Goal of the exercise: Output the lines below as a numbered list, starting at the first line and ending at the line containing "ruler-left-1: 1 — [192, 122, 196, 172]", and skip any blank lines.

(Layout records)
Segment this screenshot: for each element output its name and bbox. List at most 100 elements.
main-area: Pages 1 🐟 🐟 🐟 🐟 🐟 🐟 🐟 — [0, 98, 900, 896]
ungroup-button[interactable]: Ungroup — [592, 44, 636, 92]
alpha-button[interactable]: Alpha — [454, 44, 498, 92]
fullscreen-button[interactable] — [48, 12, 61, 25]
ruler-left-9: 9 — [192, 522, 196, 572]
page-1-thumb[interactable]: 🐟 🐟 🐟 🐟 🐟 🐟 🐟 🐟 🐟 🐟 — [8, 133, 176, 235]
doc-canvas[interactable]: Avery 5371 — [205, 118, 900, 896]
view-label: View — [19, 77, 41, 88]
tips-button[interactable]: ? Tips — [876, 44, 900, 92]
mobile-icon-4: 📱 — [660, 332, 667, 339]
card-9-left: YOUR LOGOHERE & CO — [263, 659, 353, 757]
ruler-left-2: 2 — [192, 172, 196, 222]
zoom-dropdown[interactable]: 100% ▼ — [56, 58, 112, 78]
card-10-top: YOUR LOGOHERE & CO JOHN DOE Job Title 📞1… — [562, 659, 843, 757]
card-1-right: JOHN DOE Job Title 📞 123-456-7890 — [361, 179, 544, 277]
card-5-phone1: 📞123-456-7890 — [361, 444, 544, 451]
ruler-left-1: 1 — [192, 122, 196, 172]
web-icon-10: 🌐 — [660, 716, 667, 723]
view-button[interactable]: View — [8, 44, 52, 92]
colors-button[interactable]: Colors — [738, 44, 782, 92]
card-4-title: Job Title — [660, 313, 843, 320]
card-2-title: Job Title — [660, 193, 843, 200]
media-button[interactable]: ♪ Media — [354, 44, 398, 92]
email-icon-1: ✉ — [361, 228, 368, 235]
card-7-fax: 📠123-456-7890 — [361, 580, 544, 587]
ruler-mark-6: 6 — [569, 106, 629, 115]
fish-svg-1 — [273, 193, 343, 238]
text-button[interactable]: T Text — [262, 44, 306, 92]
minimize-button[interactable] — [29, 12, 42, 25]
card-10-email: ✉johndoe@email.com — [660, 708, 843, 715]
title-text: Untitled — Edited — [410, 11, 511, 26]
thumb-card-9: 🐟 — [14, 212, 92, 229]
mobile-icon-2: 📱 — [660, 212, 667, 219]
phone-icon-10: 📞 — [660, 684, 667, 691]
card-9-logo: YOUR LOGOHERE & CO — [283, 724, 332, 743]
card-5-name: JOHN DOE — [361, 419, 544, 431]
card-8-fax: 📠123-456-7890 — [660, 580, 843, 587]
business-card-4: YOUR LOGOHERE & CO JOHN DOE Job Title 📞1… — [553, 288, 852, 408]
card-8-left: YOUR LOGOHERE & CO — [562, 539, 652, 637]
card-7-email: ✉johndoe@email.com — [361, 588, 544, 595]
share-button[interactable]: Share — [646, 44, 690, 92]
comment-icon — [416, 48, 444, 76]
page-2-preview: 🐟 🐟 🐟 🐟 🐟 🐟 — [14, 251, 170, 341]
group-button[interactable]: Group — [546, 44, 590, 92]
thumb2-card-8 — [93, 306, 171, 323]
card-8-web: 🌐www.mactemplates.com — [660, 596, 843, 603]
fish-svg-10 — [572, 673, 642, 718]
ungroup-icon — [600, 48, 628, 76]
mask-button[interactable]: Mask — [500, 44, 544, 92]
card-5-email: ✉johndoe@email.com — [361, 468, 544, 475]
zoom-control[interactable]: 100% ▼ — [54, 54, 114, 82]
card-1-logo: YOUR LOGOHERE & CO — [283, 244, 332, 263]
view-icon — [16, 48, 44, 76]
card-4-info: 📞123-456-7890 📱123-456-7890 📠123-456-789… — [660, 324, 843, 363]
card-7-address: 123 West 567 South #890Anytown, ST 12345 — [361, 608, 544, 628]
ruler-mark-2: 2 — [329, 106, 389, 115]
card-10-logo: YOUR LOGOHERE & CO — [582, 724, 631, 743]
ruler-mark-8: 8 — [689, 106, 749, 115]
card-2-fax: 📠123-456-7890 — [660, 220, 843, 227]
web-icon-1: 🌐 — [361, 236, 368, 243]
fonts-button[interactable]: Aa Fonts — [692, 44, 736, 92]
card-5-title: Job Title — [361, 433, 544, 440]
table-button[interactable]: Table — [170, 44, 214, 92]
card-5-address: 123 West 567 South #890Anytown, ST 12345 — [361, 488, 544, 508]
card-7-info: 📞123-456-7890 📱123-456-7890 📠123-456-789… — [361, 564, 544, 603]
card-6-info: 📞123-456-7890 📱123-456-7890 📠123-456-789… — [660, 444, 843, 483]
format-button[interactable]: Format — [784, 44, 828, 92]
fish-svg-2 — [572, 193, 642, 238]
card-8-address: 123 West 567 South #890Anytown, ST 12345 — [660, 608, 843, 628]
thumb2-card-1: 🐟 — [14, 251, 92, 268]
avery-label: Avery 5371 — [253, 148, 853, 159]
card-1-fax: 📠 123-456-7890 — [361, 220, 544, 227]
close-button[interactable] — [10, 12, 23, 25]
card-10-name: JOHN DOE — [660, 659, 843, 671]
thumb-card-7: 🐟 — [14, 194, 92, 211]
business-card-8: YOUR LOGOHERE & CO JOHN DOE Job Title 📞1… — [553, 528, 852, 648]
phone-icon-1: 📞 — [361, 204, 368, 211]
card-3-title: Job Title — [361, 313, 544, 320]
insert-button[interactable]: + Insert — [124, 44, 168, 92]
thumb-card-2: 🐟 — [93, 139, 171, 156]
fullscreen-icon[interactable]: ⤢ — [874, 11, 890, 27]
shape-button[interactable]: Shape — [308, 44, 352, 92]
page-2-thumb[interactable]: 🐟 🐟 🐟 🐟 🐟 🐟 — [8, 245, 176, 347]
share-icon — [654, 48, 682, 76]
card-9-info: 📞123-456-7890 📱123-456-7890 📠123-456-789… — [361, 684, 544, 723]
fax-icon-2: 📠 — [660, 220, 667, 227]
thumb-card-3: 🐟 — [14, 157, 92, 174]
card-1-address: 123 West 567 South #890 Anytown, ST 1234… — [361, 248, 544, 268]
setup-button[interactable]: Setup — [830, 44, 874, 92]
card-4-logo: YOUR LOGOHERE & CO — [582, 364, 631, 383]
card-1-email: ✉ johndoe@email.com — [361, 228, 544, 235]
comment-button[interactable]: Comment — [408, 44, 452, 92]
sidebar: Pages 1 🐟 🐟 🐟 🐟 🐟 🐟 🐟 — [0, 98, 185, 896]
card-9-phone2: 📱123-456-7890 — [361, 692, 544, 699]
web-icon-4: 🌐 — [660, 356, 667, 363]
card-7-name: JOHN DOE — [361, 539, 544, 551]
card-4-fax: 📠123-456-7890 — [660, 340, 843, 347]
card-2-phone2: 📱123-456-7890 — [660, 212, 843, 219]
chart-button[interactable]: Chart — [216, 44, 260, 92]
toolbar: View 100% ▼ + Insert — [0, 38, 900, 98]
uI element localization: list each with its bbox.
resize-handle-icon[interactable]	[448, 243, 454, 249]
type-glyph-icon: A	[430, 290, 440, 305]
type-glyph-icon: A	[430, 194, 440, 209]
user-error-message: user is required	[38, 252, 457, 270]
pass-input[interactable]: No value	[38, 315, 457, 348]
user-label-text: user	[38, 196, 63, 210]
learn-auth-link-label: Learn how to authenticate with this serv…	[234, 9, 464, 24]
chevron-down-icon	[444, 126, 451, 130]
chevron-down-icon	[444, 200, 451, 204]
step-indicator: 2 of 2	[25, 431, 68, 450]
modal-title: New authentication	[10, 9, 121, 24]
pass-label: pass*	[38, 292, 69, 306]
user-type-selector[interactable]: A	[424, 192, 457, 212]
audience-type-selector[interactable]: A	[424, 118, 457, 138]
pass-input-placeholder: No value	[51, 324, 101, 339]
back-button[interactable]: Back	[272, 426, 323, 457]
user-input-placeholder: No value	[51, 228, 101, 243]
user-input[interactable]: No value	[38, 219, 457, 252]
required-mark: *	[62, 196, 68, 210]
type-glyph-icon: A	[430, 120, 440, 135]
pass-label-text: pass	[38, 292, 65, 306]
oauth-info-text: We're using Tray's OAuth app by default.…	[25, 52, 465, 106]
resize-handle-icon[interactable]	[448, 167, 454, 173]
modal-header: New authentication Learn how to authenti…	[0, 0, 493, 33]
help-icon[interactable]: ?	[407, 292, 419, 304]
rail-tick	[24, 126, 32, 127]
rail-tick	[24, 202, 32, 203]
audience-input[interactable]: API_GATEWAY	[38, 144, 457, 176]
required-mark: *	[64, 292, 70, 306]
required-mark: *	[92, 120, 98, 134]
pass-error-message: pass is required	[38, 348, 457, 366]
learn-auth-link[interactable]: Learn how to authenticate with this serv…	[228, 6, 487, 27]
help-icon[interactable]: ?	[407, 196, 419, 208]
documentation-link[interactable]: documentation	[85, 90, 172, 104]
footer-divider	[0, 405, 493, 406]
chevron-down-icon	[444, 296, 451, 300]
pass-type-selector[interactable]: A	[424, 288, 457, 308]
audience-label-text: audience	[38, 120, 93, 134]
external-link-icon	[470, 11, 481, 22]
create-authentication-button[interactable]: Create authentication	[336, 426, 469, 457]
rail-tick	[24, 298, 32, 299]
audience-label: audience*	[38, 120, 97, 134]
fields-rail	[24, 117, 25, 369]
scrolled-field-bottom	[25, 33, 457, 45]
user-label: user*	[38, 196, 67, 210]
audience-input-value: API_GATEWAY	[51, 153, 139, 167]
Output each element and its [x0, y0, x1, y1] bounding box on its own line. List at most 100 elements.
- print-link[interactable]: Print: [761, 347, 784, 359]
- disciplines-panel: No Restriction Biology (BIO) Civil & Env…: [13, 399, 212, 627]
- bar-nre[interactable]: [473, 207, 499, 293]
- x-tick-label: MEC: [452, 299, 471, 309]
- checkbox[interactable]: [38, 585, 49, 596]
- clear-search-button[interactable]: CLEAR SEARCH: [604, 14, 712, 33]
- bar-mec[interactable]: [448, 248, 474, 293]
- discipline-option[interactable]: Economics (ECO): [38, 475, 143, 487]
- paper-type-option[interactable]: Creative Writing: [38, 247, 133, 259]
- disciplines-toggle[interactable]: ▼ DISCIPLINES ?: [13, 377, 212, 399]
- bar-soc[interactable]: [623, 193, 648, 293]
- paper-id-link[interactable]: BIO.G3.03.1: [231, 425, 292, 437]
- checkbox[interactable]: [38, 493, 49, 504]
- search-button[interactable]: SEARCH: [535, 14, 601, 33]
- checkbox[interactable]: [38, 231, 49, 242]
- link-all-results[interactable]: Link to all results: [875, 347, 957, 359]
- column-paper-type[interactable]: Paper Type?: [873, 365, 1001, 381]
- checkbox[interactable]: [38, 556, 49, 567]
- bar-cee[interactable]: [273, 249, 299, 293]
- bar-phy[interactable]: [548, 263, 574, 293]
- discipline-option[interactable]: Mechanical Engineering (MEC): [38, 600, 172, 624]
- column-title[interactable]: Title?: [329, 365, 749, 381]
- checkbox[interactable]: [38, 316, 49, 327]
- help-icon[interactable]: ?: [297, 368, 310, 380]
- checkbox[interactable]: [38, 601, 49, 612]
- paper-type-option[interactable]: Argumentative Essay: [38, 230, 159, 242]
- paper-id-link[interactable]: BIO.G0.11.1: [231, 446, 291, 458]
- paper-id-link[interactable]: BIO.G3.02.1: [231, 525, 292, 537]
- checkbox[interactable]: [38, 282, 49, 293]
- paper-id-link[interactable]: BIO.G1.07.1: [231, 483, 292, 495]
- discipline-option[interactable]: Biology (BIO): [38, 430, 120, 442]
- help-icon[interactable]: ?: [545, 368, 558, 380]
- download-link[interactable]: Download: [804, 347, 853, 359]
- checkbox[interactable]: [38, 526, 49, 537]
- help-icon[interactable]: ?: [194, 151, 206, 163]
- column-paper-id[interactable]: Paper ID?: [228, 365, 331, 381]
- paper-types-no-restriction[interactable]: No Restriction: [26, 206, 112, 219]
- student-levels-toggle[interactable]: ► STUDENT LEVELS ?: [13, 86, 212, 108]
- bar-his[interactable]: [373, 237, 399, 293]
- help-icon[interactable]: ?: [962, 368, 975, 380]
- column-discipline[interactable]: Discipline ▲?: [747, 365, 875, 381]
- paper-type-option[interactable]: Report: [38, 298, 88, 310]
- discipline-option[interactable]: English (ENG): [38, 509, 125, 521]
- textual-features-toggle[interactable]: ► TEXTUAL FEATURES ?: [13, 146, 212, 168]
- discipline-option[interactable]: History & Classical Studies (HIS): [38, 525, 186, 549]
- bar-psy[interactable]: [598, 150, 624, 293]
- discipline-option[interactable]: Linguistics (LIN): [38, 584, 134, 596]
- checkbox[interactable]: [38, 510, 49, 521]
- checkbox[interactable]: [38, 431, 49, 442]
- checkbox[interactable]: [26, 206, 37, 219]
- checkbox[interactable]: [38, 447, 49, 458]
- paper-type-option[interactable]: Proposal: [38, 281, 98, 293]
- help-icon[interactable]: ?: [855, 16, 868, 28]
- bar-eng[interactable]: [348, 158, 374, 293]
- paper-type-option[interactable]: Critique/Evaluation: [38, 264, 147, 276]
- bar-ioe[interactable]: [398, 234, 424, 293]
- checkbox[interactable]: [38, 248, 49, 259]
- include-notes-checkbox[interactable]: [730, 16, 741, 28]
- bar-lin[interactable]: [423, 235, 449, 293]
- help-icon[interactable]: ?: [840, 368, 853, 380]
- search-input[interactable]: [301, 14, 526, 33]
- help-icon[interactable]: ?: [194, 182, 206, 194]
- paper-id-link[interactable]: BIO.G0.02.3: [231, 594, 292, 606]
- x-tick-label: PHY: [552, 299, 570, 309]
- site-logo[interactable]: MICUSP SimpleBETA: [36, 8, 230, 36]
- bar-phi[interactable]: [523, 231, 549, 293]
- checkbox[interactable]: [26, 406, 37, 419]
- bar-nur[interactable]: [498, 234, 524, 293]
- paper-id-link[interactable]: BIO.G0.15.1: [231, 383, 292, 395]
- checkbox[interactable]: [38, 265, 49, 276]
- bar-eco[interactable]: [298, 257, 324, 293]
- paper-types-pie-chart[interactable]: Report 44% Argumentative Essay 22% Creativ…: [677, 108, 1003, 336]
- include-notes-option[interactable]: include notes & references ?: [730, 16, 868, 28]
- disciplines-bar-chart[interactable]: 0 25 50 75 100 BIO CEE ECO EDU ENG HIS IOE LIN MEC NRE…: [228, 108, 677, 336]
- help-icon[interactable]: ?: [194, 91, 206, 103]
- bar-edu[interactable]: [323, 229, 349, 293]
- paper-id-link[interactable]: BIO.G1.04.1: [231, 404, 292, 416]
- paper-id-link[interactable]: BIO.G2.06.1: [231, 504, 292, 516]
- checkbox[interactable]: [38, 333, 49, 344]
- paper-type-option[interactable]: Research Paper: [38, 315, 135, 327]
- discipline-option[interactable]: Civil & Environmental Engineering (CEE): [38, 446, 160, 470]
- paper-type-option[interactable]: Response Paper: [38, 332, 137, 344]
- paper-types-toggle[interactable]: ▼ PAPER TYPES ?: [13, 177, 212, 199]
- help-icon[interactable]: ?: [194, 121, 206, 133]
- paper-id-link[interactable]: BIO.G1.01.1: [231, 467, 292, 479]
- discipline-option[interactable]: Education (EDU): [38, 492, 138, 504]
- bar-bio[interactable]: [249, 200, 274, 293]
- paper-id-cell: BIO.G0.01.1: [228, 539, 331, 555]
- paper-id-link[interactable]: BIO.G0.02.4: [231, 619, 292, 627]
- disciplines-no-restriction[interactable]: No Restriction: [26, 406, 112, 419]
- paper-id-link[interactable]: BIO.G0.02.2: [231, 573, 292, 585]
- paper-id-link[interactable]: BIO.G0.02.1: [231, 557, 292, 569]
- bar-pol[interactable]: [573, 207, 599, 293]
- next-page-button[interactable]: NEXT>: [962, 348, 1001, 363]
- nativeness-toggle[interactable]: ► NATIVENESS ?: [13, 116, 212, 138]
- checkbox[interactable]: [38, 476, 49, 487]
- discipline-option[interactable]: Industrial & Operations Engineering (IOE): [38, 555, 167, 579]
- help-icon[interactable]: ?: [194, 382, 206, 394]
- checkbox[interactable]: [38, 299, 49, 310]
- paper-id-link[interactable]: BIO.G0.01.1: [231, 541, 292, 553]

Full solution:
1. Segment this screenshot: for each element output its name and bbox. List at most 100 elements.
2. main-area: Pages 1 🐟 🐟 🐟 🐟 🐟 🐟 🐟 — [0, 98, 900, 896]
3. ungroup-button[interactable]: Ungroup — [592, 44, 636, 92]
4. alpha-button[interactable]: Alpha — [454, 44, 498, 92]
5. fullscreen-button[interactable] — [48, 12, 61, 25]
6. ruler-left-9: 9 — [192, 522, 196, 572]
7. page-1-thumb[interactable]: 🐟 🐟 🐟 🐟 🐟 🐟 🐟 🐟 🐟 🐟 — [8, 133, 176, 235]
8. doc-canvas[interactable]: Avery 5371 — [205, 118, 900, 896]
9. view-label: View — [19, 77, 41, 88]
10. tips-button[interactable]: ? Tips — [876, 44, 900, 92]
11. mobile-icon-4: 📱 — [660, 332, 667, 339]
12. card-9-left: YOUR LOGOHERE & CO — [263, 659, 353, 757]
13. ruler-left-2: 2 — [192, 172, 196, 222]
14. zoom-dropdown[interactable]: 100% ▼ — [56, 58, 112, 78]
15. card-10-top: YOUR LOGOHERE & CO JOHN DOE Job Title 📞1… — [562, 659, 843, 757]
16. card-1-right: JOHN DOE Job Title 📞 123-456-7890 — [361, 179, 544, 277]
17. card-5-phone1: 📞123-456-7890 — [361, 444, 544, 451]
18. ruler-left-1: 1 — [192, 122, 196, 172]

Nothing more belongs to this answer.